(Data records)
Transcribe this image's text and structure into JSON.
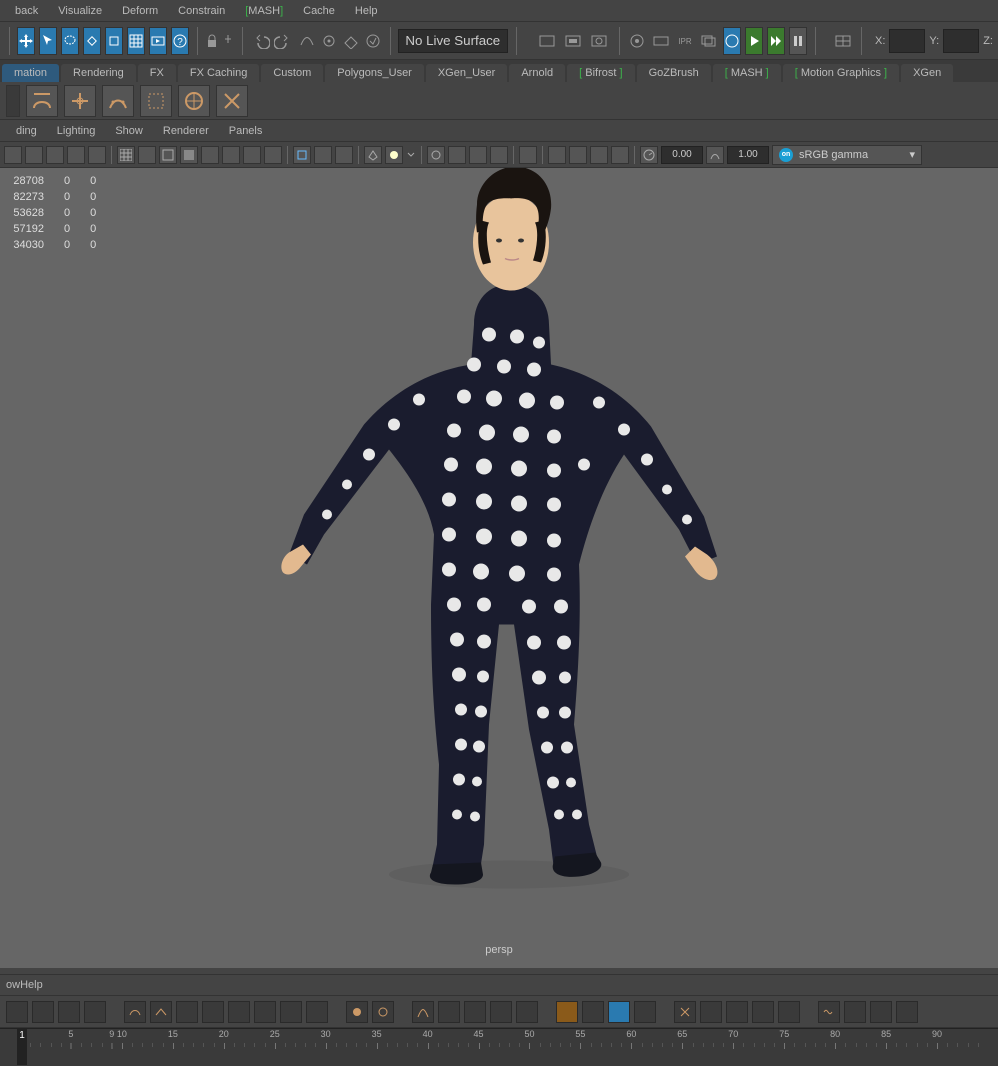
{
  "menubar": {
    "items": [
      "back",
      "Visualize",
      "Deform",
      "Constrain",
      "MASH",
      "Cache",
      "Help"
    ],
    "bracketed": [
      false,
      false,
      false,
      false,
      true,
      false,
      false
    ]
  },
  "toolbar": {
    "liveSurface": "No Live Surface",
    "coords": {
      "x_label": "X:",
      "x_val": "",
      "y_label": "Y:",
      "y_val": "",
      "z_label": "Z:",
      "z_val": ""
    }
  },
  "shelf": {
    "tabs": [
      "mation",
      "Rendering",
      "FX",
      "FX Caching",
      "Custom",
      "Polygons_User",
      "XGen_User",
      "Arnold",
      "Bifrost",
      "GoZBrush",
      "MASH",
      "Motion Graphics",
      "XGen"
    ],
    "bracketed": [
      false,
      false,
      false,
      false,
      false,
      false,
      false,
      false,
      true,
      false,
      true,
      true,
      false
    ]
  },
  "panel": {
    "menu": [
      "ding",
      "Lighting",
      "Show",
      "Renderer",
      "Panels"
    ],
    "exposure": "0.00",
    "gamma": "1.00",
    "colorMode": "sRGB gamma"
  },
  "viewport": {
    "hudRows": [
      [
        "28708",
        "0",
        "0"
      ],
      [
        "82273",
        "0",
        "0"
      ],
      [
        "53628",
        "0",
        "0"
      ],
      [
        "57192",
        "0",
        "0"
      ],
      [
        "34030",
        "0",
        "0"
      ]
    ],
    "camera": "persp"
  },
  "bottom": {
    "menu": [
      "ow",
      "Help"
    ]
  },
  "timeline": {
    "current": "1",
    "ticks": [
      "5",
      "10",
      "15",
      "20",
      "25",
      "30",
      "35",
      "40",
      "45",
      "50",
      "55",
      "60",
      "65",
      "70",
      "75",
      "80",
      "85",
      "90",
      "9"
    ]
  },
  "colors": {
    "accent": "#2a7ab0",
    "green": "#3cb44b"
  }
}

Goal:
Return the records exactly. Don't carry the pictures over.

Exercise result:
Transcribe this image's text and structure into JSON.
{
  "menubar": {
    "items": [
      "back",
      "Visualize",
      "Deform",
      "Constrain",
      "MASH",
      "Cache",
      "Help"
    ],
    "bracketed": [
      false,
      false,
      false,
      false,
      true,
      false,
      false
    ]
  },
  "toolbar": {
    "liveSurface": "No Live Surface",
    "coords": {
      "x_label": "X:",
      "x_val": "",
      "y_label": "Y:",
      "y_val": "",
      "z_label": "Z:",
      "z_val": ""
    }
  },
  "shelf": {
    "tabs": [
      "mation",
      "Rendering",
      "FX",
      "FX Caching",
      "Custom",
      "Polygons_User",
      "XGen_User",
      "Arnold",
      "Bifrost",
      "GoZBrush",
      "MASH",
      "Motion Graphics",
      "XGen"
    ],
    "bracketed": [
      false,
      false,
      false,
      false,
      false,
      false,
      false,
      false,
      true,
      false,
      true,
      true,
      false
    ]
  },
  "panel": {
    "menu": [
      "ding",
      "Lighting",
      "Show",
      "Renderer",
      "Panels"
    ],
    "exposure": "0.00",
    "gamma": "1.00",
    "colorMode": "sRGB gamma"
  },
  "viewport": {
    "hudRows": [
      [
        "28708",
        "0",
        "0"
      ],
      [
        "82273",
        "0",
        "0"
      ],
      [
        "53628",
        "0",
        "0"
      ],
      [
        "57192",
        "0",
        "0"
      ],
      [
        "34030",
        "0",
        "0"
      ]
    ],
    "camera": "persp"
  },
  "bottom": {
    "menu": [
      "ow",
      "Help"
    ]
  },
  "timeline": {
    "current": "1",
    "ticks": [
      "5",
      "10",
      "15",
      "20",
      "25",
      "30",
      "35",
      "40",
      "45",
      "50",
      "55",
      "60",
      "65",
      "70",
      "75",
      "80",
      "85",
      "90",
      "9"
    ]
  },
  "colors": {
    "accent": "#2a7ab0",
    "green": "#3cb44b"
  }
}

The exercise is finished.